*Texte fourni*.

------------------------------------------------------------

Eradiquons la famille ! Les lecteurs de La Couverture du soldat en seront convaincus. Seul le pédo-psychiatre-psychanalyste se réjouit de son existence. Notre Mauriac national le savait bien, lui, que la famille est le lieu de toutes les tragédies. Lidia Jorge puise dans ce principe fécond de la littérature.
Le point de départ est simple : les absents ont toujours tort ! Une petite fille apprend que son père n’est autre que celui qu’elle croyait être son oncle. Drame classique. Mais ce père, considéré comme un renégat, a été rejeté par la famille. Tout le problème est là. Alors, pas à pas, Lidia Jorge nous entraîne dans les méandres de cette famille au bord de la dérive. Clichés ? Pas du tout ; l’auteur se donne du mal pour éviter les facilités : progression non linéaire du temps (qui souvent noie le lecteur), narratologie complexe (on passe sans cesse du « je », la fille, à un « elle » mal défini), langue extrêmement travaillée alliant académisme et écriture féminine se voulant plus « moderne » (pour preuve cette comparaison : « Il ne nous restait plus qu’à nous engouffrer dans la voiture noire comme on retourne à l’obscurité de l’utérus » ; audacieux, non ?).

------------------------------------------------------------

*Données enregistrées*.

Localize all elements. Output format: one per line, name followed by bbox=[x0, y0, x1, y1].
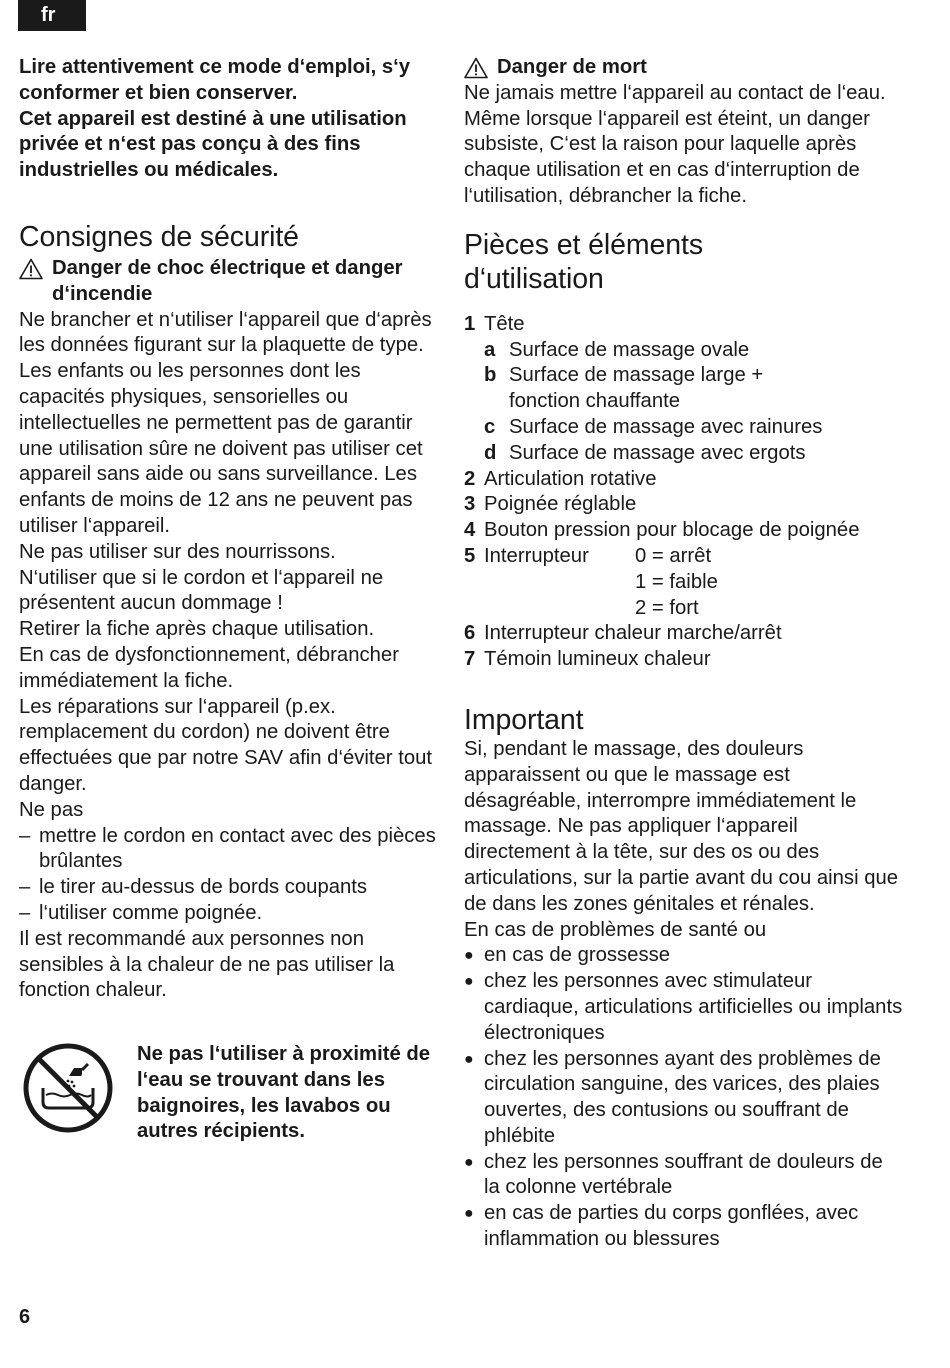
parts-subitem: b Surface de massage large + fonction chauffante bbox=[484, 364, 764, 413]
parts-item: 1 Tête bbox=[464, 312, 525, 335]
danger-title: Danger de mort bbox=[497, 56, 647, 78]
danger-heading bbox=[464, 55, 904, 81]
parts-item: 6 Interrupteur chaleur marche/arrêt bbox=[464, 622, 782, 645]
electric-warning-heading bbox=[19, 256, 437, 308]
switch-item: 5 Interrupteur 0 = arrêt 1 = faible 2 = fort bbox=[464, 544, 904, 621]
parts-subitem: a Surface de massage ovale bbox=[484, 338, 750, 361]
safety-paragraph: Ne brancher et n‘utiliser l‘appareil que d‘après les données figurant sur la plaquette de type. bbox=[19, 308, 432, 357]
safety-title: Consignes de sécurité bbox=[19, 220, 299, 253]
health-bullet: ● chez les personnes souffrant de douleurs de la colonne vertébrale bbox=[464, 1150, 883, 1199]
parts-item: 3 Poignée réglable bbox=[464, 493, 637, 516]
parts-item: 7 Témoin lumineux chaleur bbox=[464, 648, 711, 671]
safety-paragraph: En cas de dysfonctionnement, débrancher immédiatement la fiche. bbox=[19, 643, 399, 692]
bath-warning-text: Ne pas l‘utiliser à proximité de l‘eau se trouvant dans les baignoires, les lavabos ou autres récipients. bbox=[137, 1043, 431, 1143]
left-column bbox=[19, 55, 437, 1145]
dash-list-item: – le tirer au-dessus de bords coupants bbox=[19, 876, 368, 899]
no-water-bath-icon bbox=[22, 1042, 114, 1134]
parts-list bbox=[464, 312, 904, 673]
parts-subitem: c Surface de massage avec rainures bbox=[484, 415, 823, 438]
safety-paragraph: Les enfants ou les personnes dont les capacités physiques, sensorielles ou intellectuelles ne permettent pas de garantir une utilisation sûre ne doivent pas utiliser cet appareil sans aide ou sans surveillance. Les enfants de moins de 12 ans ne peuvent pas utiliser l‘appareil. bbox=[19, 360, 423, 537]
electric-warning-text: Danger de choc électrique et danger d‘incendie bbox=[52, 256, 403, 305]
health-bullet: ● chez les personnes ayant des problèmes de circulation sanguine, des varices, des plaies ouvertes, des contusions ou souffrant de phlébite bbox=[464, 1047, 881, 1147]
health-bullet: ● en cas de parties du corps gonflées, avec inflammation ou blessures bbox=[464, 1202, 859, 1251]
important-lead: En cas de problèmes de santé ou bbox=[464, 918, 767, 941]
bath-warning-block bbox=[19, 1042, 437, 1145]
parts-item: 2 Articulation rotative bbox=[464, 467, 657, 490]
heat-function-note: Il est recommandé aux personnes non sensibles à la chaleur de ne pas utiliser la fonction chaleur. bbox=[19, 927, 395, 1002]
important-title: Important bbox=[464, 703, 584, 736]
intro-private-use: Cet appareil est destiné à une utilisation privée et n‘est pas conçu à des fins industrielles ou médicales. bbox=[19, 107, 407, 182]
warning-triangle-icon bbox=[464, 57, 488, 79]
safety-paragraph: Ne pas bbox=[19, 798, 84, 821]
safety-paragraph: N‘utiliser que si le cordon et l‘appareil ne présentent aucun dommage ! bbox=[19, 566, 384, 615]
parts-title-line1: Pièces et éléments bbox=[464, 228, 703, 261]
page-number: 6 bbox=[19, 1306, 31, 1328]
switch-settings: 0 = arrêt 1 = faible 2 = fort bbox=[635, 544, 718, 619]
safety-paragraph: Les réparations sur l‘appareil (p.ex. remplacement du cordon) ne doivent être effectuées que par notre SAV afin d‘éviter tout danger. bbox=[19, 695, 433, 795]
right-column bbox=[464, 55, 904, 1253]
warning-triangle-icon bbox=[19, 258, 43, 280]
danger-text: Ne jamais mettre l‘appareil au contact de l‘eau. Même lorsque l‘appareil est éteint, un danger subsiste, C‘est la raison pour laquelle après chaque utilisation et en cas d‘interruption de l‘utilisation, débrancher la fiche. bbox=[464, 81, 886, 207]
health-bullet: ● en cas de grossesse bbox=[464, 944, 671, 967]
language-tab: fr bbox=[18, 0, 86, 31]
parts-item: 4 Bouton pression pour blocage de poignée bbox=[464, 519, 860, 542]
health-bullet: ● chez les personnes avec stimulateur cardiaque, articulations artificielles ou implants électroniques bbox=[464, 970, 903, 1044]
dash-list-item: – l‘utiliser comme poignée. bbox=[19, 901, 263, 924]
important-text: Si, pendant le massage, des douleurs apparaissent ou que le massage est désagréable, interrompre immédiatement le massage. Ne pas appliquer l‘appareil directement à la tête, sur des os ou des articulations, sur la partie avant du cou ainsi que de dans les zones génitales et rénales. bbox=[464, 737, 899, 915]
intro-read-notice: Lire attentivement ce mode d‘emploi, s‘y conformer et bien conserver. bbox=[19, 56, 411, 104]
parts-subitem: d Surface de massage avec ergots bbox=[484, 441, 806, 464]
dash-list-item: – mettre le cordon en contact avec des pièces brûlantes bbox=[19, 824, 436, 873]
safety-paragraph: Retirer la fiche après chaque utilisation. bbox=[19, 618, 375, 641]
safety-paragraph: Ne pas utiliser sur des nourrissons. bbox=[19, 540, 336, 563]
parts-title-line2: d‘utilisation bbox=[464, 262, 604, 295]
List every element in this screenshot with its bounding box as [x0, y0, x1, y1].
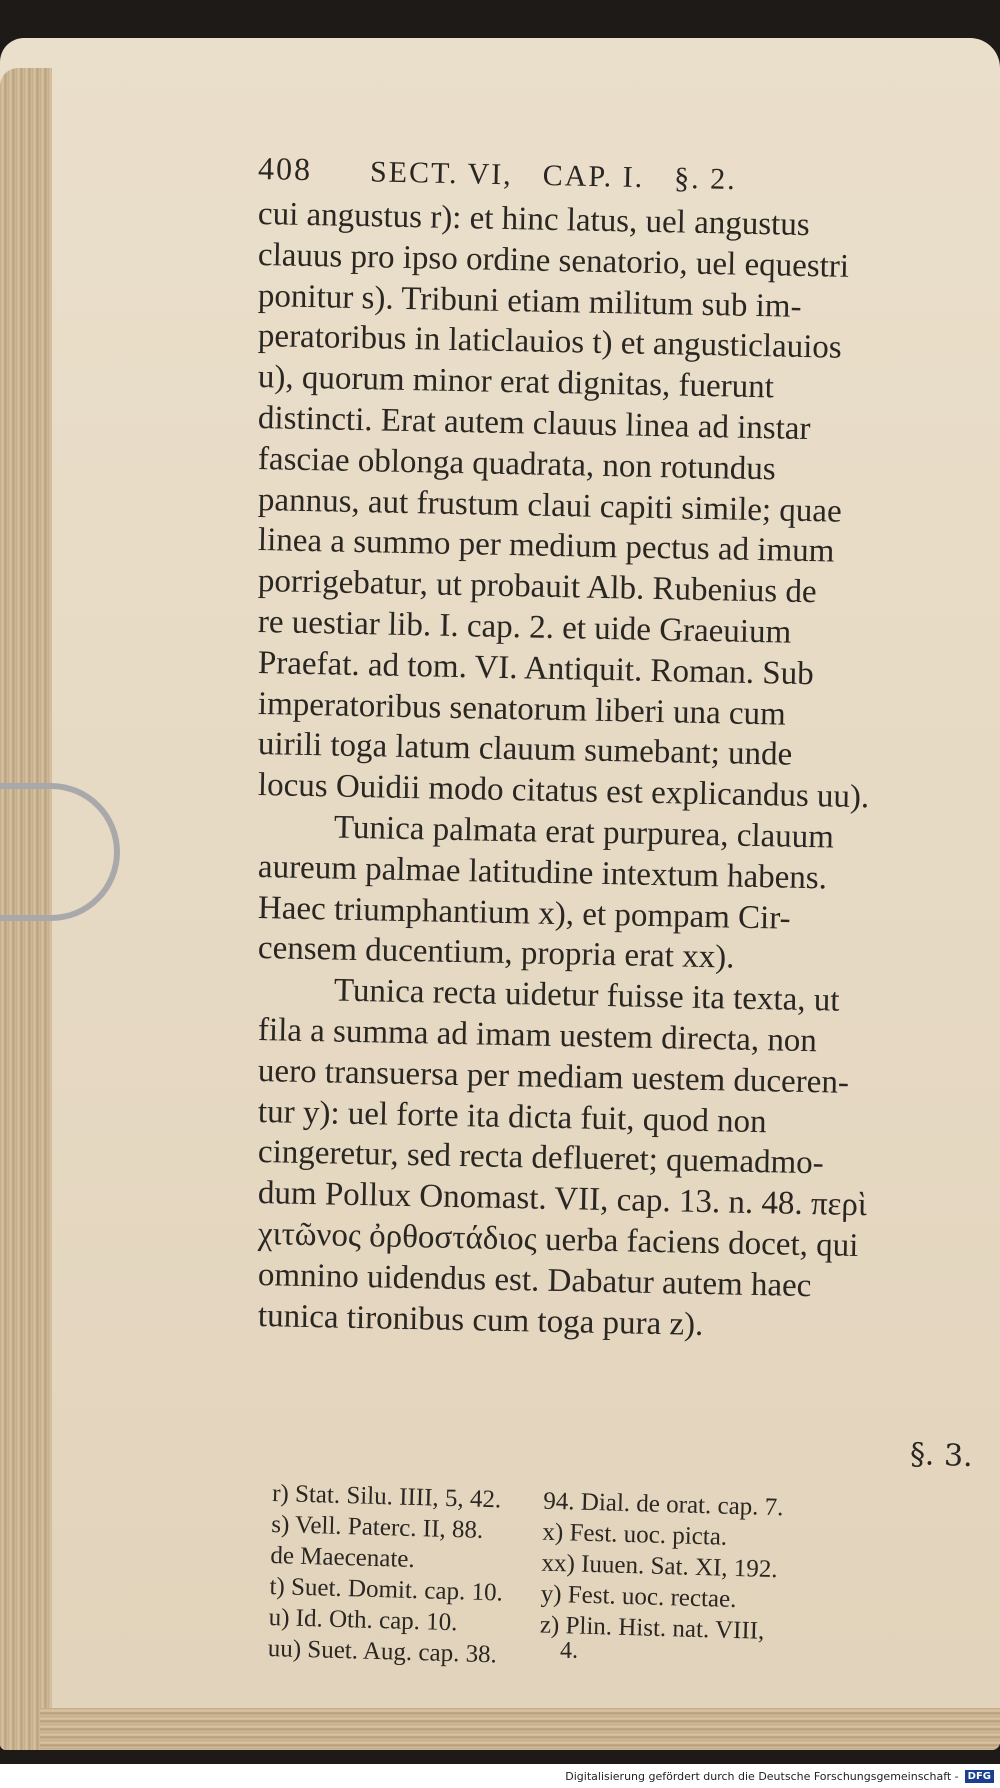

------------------------------------------------------------

*Travail demandé*. Selon le texte fourni, que découvre la petite fille au sujet de son père ? Appuyez-vous uniquement sur le texte fourni pour répondre.

*Réponse au problème*. Elle apprend que son père est celui qu'elle croyait être son oncle.